[Start of Provided records]

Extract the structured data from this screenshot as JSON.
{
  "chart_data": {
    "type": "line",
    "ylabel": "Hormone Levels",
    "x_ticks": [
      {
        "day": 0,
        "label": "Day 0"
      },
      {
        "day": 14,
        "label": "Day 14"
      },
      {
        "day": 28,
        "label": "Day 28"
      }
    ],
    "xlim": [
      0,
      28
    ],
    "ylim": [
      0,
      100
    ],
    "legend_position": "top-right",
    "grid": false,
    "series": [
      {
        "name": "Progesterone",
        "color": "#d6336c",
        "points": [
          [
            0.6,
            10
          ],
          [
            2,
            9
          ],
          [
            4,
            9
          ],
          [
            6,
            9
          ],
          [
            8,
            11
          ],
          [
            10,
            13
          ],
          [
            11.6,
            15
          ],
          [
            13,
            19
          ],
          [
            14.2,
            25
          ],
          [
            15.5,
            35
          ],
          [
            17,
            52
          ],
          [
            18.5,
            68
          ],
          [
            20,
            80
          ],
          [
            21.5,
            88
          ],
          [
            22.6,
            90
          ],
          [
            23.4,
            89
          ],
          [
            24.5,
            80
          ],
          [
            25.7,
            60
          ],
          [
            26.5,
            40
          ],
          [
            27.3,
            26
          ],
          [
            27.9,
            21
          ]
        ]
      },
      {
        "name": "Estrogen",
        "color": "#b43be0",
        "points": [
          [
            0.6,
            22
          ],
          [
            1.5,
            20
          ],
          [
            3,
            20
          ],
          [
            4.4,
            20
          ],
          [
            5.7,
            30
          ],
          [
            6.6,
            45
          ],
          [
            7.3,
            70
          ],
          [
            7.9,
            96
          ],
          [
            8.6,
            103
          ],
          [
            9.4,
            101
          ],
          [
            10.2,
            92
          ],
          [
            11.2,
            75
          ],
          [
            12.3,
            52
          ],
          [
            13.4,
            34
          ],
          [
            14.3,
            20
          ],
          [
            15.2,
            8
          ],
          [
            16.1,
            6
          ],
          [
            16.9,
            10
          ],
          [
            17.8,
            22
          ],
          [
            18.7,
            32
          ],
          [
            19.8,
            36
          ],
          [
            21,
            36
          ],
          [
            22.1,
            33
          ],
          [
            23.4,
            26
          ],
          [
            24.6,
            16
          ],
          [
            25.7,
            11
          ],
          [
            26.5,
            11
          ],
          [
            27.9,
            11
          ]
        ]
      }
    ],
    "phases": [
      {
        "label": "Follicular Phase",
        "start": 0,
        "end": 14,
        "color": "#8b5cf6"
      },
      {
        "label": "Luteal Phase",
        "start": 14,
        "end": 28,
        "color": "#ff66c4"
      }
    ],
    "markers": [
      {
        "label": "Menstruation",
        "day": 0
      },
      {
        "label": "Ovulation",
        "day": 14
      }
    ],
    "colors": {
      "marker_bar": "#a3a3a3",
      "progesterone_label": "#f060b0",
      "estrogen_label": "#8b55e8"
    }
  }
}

[End of Provided records]

** Problem statement **
Set down all of the records shown above once more, exactly.

** Result for this task **
Extract the structured data from this screenshot as JSON.
{
  "chart_data": {
    "type": "line",
    "ylabel": "Hormone Levels",
    "x_ticks": [
      {
        "day": 0,
        "label": "Day 0"
      },
      {
        "day": 14,
        "label": "Day 14"
      },
      {
        "day": 28,
        "label": "Day 28"
      }
    ],
    "xlim": [
      0,
      28
    ],
    "ylim": [
      0,
      100
    ],
    "legend_position": "top-right",
    "grid": false,
    "series": [
      {
        "name": "Progesterone",
        "color": "#d6336c",
        "points": [
          [
            0.6,
            10
          ],
          [
            2,
            9
          ],
          [
            4,
            9
          ],
          [
            6,
            9
          ],
          [
            8,
            11
          ],
          [
            10,
            13
          ],
          [
            11.6,
            15
          ],
          [
            13,
            19
          ],
          [
            14.2,
            25
          ],
          [
            15.5,
            35
          ],
          [
            17,
            52
          ],
          [
            18.5,
            68
          ],
          [
            20,
            80
          ],
          [
            21.5,
            88
          ],
          [
            22.6,
            90
          ],
          [
            23.4,
            89
          ],
          [
            24.5,
            80
          ],
          [
            25.7,
            60
          ],
          [
            26.5,
            40
          ],
          [
            27.3,
            26
          ],
          [
            27.9,
            21
          ]
        ]
      },
      {
        "name": "Estrogen",
        "color": "#b43be0",
        "points": [
          [
            0.6,
            22
          ],
          [
            1.5,
            20
          ],
          [
            3,
            20
          ],
          [
            4.4,
            20
          ],
          [
            5.7,
            30
          ],
          [
            6.6,
            45
          ],
          [
            7.3,
            70
          ],
          [
            7.9,
            96
          ],
          [
            8.6,
            103
          ],
          [
            9.4,
            101
          ],
          [
            10.2,
            92
          ],
          [
            11.2,
            75
          ],
          [
            12.3,
            52
          ],
          [
            13.4,
            34
          ],
          [
            14.3,
            20
          ],
          [
            15.2,
            8
          ],
          [
            16.1,
            6
          ],
          [
            16.9,
            10
          ],
          [
            17.8,
            22
          ],
          [
            18.7,
            32
          ],
          [
            19.8,
            36
          ],
          [
            21,
            36
          ],
          [
            22.1,
            33
          ],
          [
            23.4,
            26
          ],
          [
            24.6,
            16
          ],
          [
            25.7,
            11
          ],
          [
            26.5,
            11
          ],
          [
            27.9,
            11
          ]
        ]
      }
    ],
    "phases": [
      {
        "label": "Follicular Phase",
        "start": 0,
        "end": 14,
        "color": "#8b5cf6"
      },
      {
        "label": "Luteal Phase",
        "start": 14,
        "end": 28,
        "color": "#ff66c4"
      }
    ],
    "markers": [
      {
        "label": "Menstruation",
        "day": 0
      },
      {
        "label": "Ovulation",
        "day": 14
      }
    ],
    "colors": {
      "marker_bar": "#a3a3a3",
      "progesterone_label": "#f060b0",
      "estrogen_label": "#8b55e8"
    }
  }
}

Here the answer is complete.